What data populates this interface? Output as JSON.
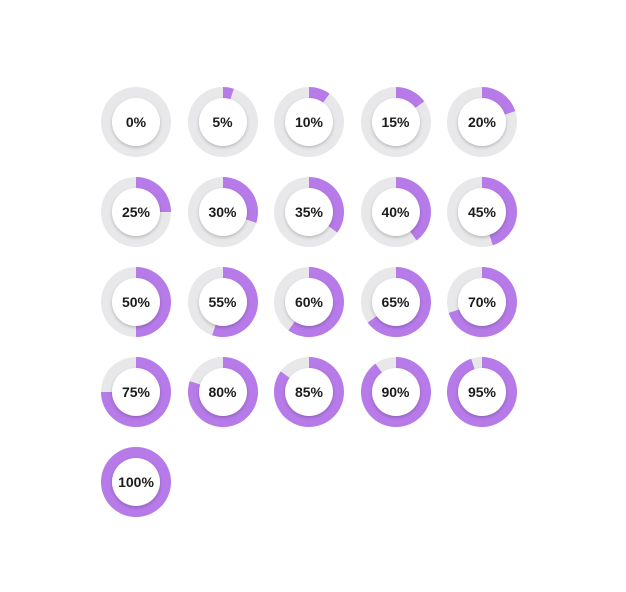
{
  "colors": {
    "track": "#e8e8ea",
    "fill": "#b67ae9",
    "inner": "#ffffff",
    "text": "#1c1c1c",
    "background": "#ffffff"
  },
  "gauges": [
    {
      "label": "0%",
      "value": 0
    },
    {
      "label": "5%",
      "value": 5
    },
    {
      "label": "10%",
      "value": 10
    },
    {
      "label": "15%",
      "value": 15
    },
    {
      "label": "20%",
      "value": 20
    },
    {
      "label": "25%",
      "value": 25
    },
    {
      "label": "30%",
      "value": 30
    },
    {
      "label": "35%",
      "value": 35
    },
    {
      "label": "40%",
      "value": 40
    },
    {
      "label": "45%",
      "value": 45
    },
    {
      "label": "50%",
      "value": 50
    },
    {
      "label": "55%",
      "value": 55
    },
    {
      "label": "60%",
      "value": 60
    },
    {
      "label": "65%",
      "value": 65
    },
    {
      "label": "70%",
      "value": 70
    },
    {
      "label": "75%",
      "value": 75
    },
    {
      "label": "80%",
      "value": 80
    },
    {
      "label": "85%",
      "value": 85
    },
    {
      "label": "90%",
      "value": 90
    },
    {
      "label": "95%",
      "value": 95
    },
    {
      "label": "100%",
      "value": 100
    }
  ]
}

What you have to do: Reproduce all the entries that precede this task, word for word, minus any pictures.

Result for this exercise:
What data populates this interface? Output as JSON.
{
  "colors": {
    "track": "#e8e8ea",
    "fill": "#b67ae9",
    "inner": "#ffffff",
    "text": "#1c1c1c",
    "background": "#ffffff"
  },
  "gauges": [
    {
      "label": "0%",
      "value": 0
    },
    {
      "label": "5%",
      "value": 5
    },
    {
      "label": "10%",
      "value": 10
    },
    {
      "label": "15%",
      "value": 15
    },
    {
      "label": "20%",
      "value": 20
    },
    {
      "label": "25%",
      "value": 25
    },
    {
      "label": "30%",
      "value": 30
    },
    {
      "label": "35%",
      "value": 35
    },
    {
      "label": "40%",
      "value": 40
    },
    {
      "label": "45%",
      "value": 45
    },
    {
      "label": "50%",
      "value": 50
    },
    {
      "label": "55%",
      "value": 55
    },
    {
      "label": "60%",
      "value": 60
    },
    {
      "label": "65%",
      "value": 65
    },
    {
      "label": "70%",
      "value": 70
    },
    {
      "label": "75%",
      "value": 75
    },
    {
      "label": "80%",
      "value": 80
    },
    {
      "label": "85%",
      "value": 85
    },
    {
      "label": "90%",
      "value": 90
    },
    {
      "label": "95%",
      "value": 95
    },
    {
      "label": "100%",
      "value": 100
    }
  ]
}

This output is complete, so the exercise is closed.